• _Problem requirements_:
Set down all of the entries word for word, omitting the images they contain.

• _Records for this task_:
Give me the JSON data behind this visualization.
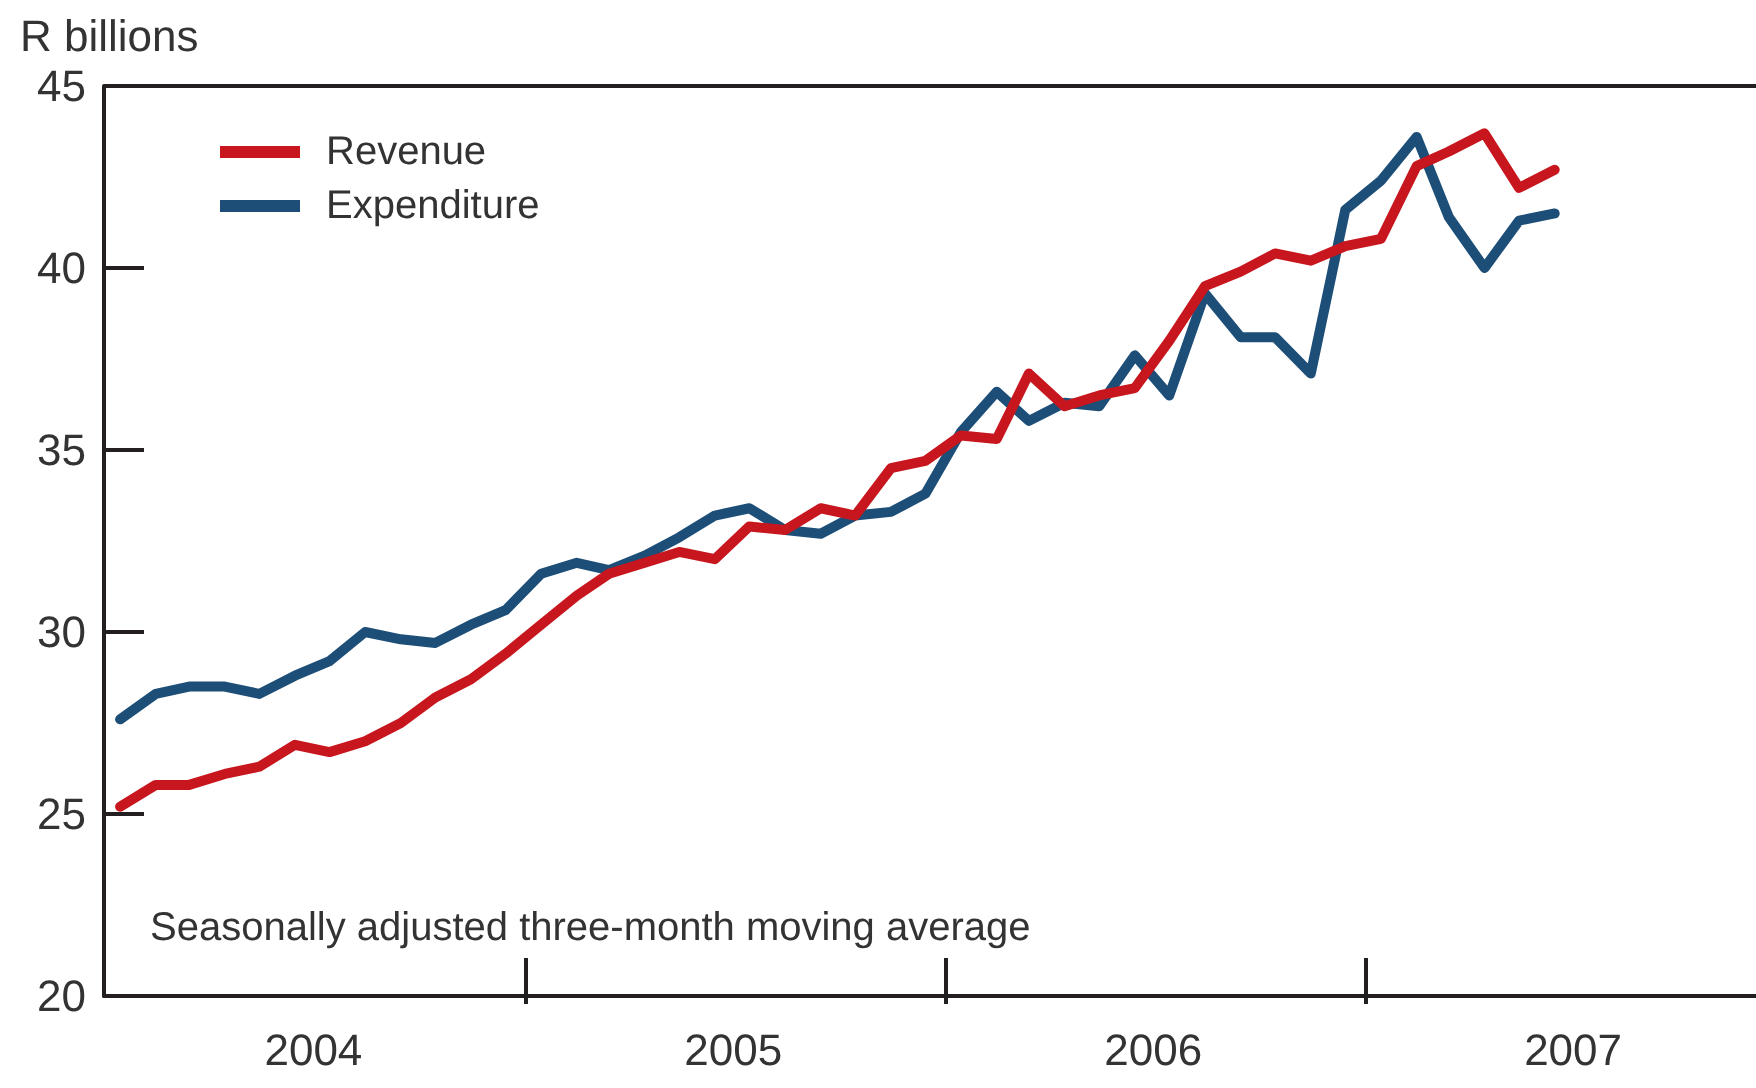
{
  "chart_data": {
    "type": "line",
    "ylabel": "R billions",
    "annotations": [
      "Seasonally adjusted three-month moving average"
    ],
    "x": [
      "2004-01-15",
      "2004-02-15",
      "2004-03-15",
      "2004-04-15",
      "2004-05-15",
      "2004-06-15",
      "2004-07-15",
      "2004-08-15",
      "2004-09-15",
      "2004-10-15",
      "2004-11-15",
      "2004-12-15",
      "2005-01-15",
      "2005-02-15",
      "2005-03-15",
      "2005-04-15",
      "2005-05-15",
      "2005-06-15",
      "2005-07-15",
      "2005-08-15",
      "2005-09-15",
      "2005-10-15",
      "2005-11-15",
      "2005-12-15",
      "2006-01-15",
      "2006-02-15",
      "2006-03-15",
      "2006-04-15",
      "2006-05-15",
      "2006-06-15",
      "2006-07-15",
      "2006-08-15",
      "2006-09-15",
      "2006-10-15",
      "2006-11-15",
      "2006-12-15",
      "2007-01-15",
      "2007-02-15",
      "2007-03-15",
      "2007-04-15",
      "2007-05-15",
      "2007-06-15"
    ],
    "series": [
      {
        "name": "Revenue",
        "color": "#c8161e",
        "values": [
          25.2,
          25.8,
          25.8,
          26.1,
          26.3,
          26.9,
          26.7,
          27.0,
          27.5,
          28.2,
          28.7,
          29.4,
          30.2,
          31.0,
          31.6,
          31.9,
          32.2,
          32.0,
          32.9,
          32.8,
          33.4,
          33.2,
          34.5,
          34.7,
          35.4,
          35.3,
          37.1,
          36.2,
          36.5,
          36.7,
          38.0,
          39.5,
          39.9,
          40.4,
          40.2,
          40.6,
          40.8,
          42.8,
          43.2,
          43.7,
          42.2,
          42.7
        ]
      },
      {
        "name": "Expenditure",
        "color": "#1c4e78",
        "values": [
          27.6,
          28.3,
          28.5,
          28.5,
          28.3,
          28.8,
          29.2,
          30.0,
          29.8,
          29.7,
          30.2,
          30.6,
          31.6,
          31.9,
          31.7,
          32.1,
          32.6,
          33.2,
          33.4,
          32.8,
          32.7,
          33.2,
          33.3,
          33.8,
          35.5,
          36.6,
          35.8,
          36.3,
          36.2,
          37.6,
          36.5,
          39.3,
          38.1,
          38.1,
          37.1,
          41.6,
          42.4,
          43.6,
          41.4,
          40.0,
          41.3,
          41.5
        ]
      }
    ],
    "xlim": [
      "2004-01-01",
      "2007-12-07"
    ],
    "xticks": [
      {
        "value": "2004-07-01",
        "label": "2004"
      },
      {
        "value": "2005-01-01",
        "label": null
      },
      {
        "value": "2005-07-01",
        "label": "2005"
      },
      {
        "value": "2006-01-01",
        "label": null
      },
      {
        "value": "2006-07-01",
        "label": "2006"
      },
      {
        "value": "2007-01-01",
        "label": null
      },
      {
        "value": "2007-07-01",
        "label": "2007"
      }
    ],
    "ylim": [
      20,
      45
    ],
    "yticks": [
      20,
      25,
      30,
      35,
      40,
      45
    ],
    "grid": false,
    "legend": "top left"
  }
}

• _Answer for the task_:
Give me the JSON data behind this visualization.
{
  "chart_data": {
    "type": "line",
    "ylabel": "R billions",
    "annotations": [
      "Seasonally adjusted three-month moving average"
    ],
    "x": [
      "2004-01-15",
      "2004-02-15",
      "2004-03-15",
      "2004-04-15",
      "2004-05-15",
      "2004-06-15",
      "2004-07-15",
      "2004-08-15",
      "2004-09-15",
      "2004-10-15",
      "2004-11-15",
      "2004-12-15",
      "2005-01-15",
      "2005-02-15",
      "2005-03-15",
      "2005-04-15",
      "2005-05-15",
      "2005-06-15",
      "2005-07-15",
      "2005-08-15",
      "2005-09-15",
      "2005-10-15",
      "2005-11-15",
      "2005-12-15",
      "2006-01-15",
      "2006-02-15",
      "2006-03-15",
      "2006-04-15",
      "2006-05-15",
      "2006-06-15",
      "2006-07-15",
      "2006-08-15",
      "2006-09-15",
      "2006-10-15",
      "2006-11-15",
      "2006-12-15",
      "2007-01-15",
      "2007-02-15",
      "2007-03-15",
      "2007-04-15",
      "2007-05-15",
      "2007-06-15"
    ],
    "series": [
      {
        "name": "Revenue",
        "color": "#c8161e",
        "values": [
          25.2,
          25.8,
          25.8,
          26.1,
          26.3,
          26.9,
          26.7,
          27.0,
          27.5,
          28.2,
          28.7,
          29.4,
          30.2,
          31.0,
          31.6,
          31.9,
          32.2,
          32.0,
          32.9,
          32.8,
          33.4,
          33.2,
          34.5,
          34.7,
          35.4,
          35.3,
          37.1,
          36.2,
          36.5,
          36.7,
          38.0,
          39.5,
          39.9,
          40.4,
          40.2,
          40.6,
          40.8,
          42.8,
          43.2,
          43.7,
          42.2,
          42.7
        ]
      },
      {
        "name": "Expenditure",
        "color": "#1c4e78",
        "values": [
          27.6,
          28.3,
          28.5,
          28.5,
          28.3,
          28.8,
          29.2,
          30.0,
          29.8,
          29.7,
          30.2,
          30.6,
          31.6,
          31.9,
          31.7,
          32.1,
          32.6,
          33.2,
          33.4,
          32.8,
          32.7,
          33.2,
          33.3,
          33.8,
          35.5,
          36.6,
          35.8,
          36.3,
          36.2,
          37.6,
          36.5,
          39.3,
          38.1,
          38.1,
          37.1,
          41.6,
          42.4,
          43.6,
          41.4,
          40.0,
          41.3,
          41.5
        ]
      }
    ],
    "xlim": [
      "2004-01-01",
      "2007-12-07"
    ],
    "xticks": [
      {
        "value": "2004-07-01",
        "label": "2004"
      },
      {
        "value": "2005-01-01",
        "label": null
      },
      {
        "value": "2005-07-01",
        "label": "2005"
      },
      {
        "value": "2006-01-01",
        "label": null
      },
      {
        "value": "2006-07-01",
        "label": "2006"
      },
      {
        "value": "2007-01-01",
        "label": null
      },
      {
        "value": "2007-07-01",
        "label": "2007"
      }
    ],
    "ylim": [
      20,
      45
    ],
    "yticks": [
      20,
      25,
      30,
      35,
      40,
      45
    ],
    "grid": false,
    "legend": "top left"
  }
}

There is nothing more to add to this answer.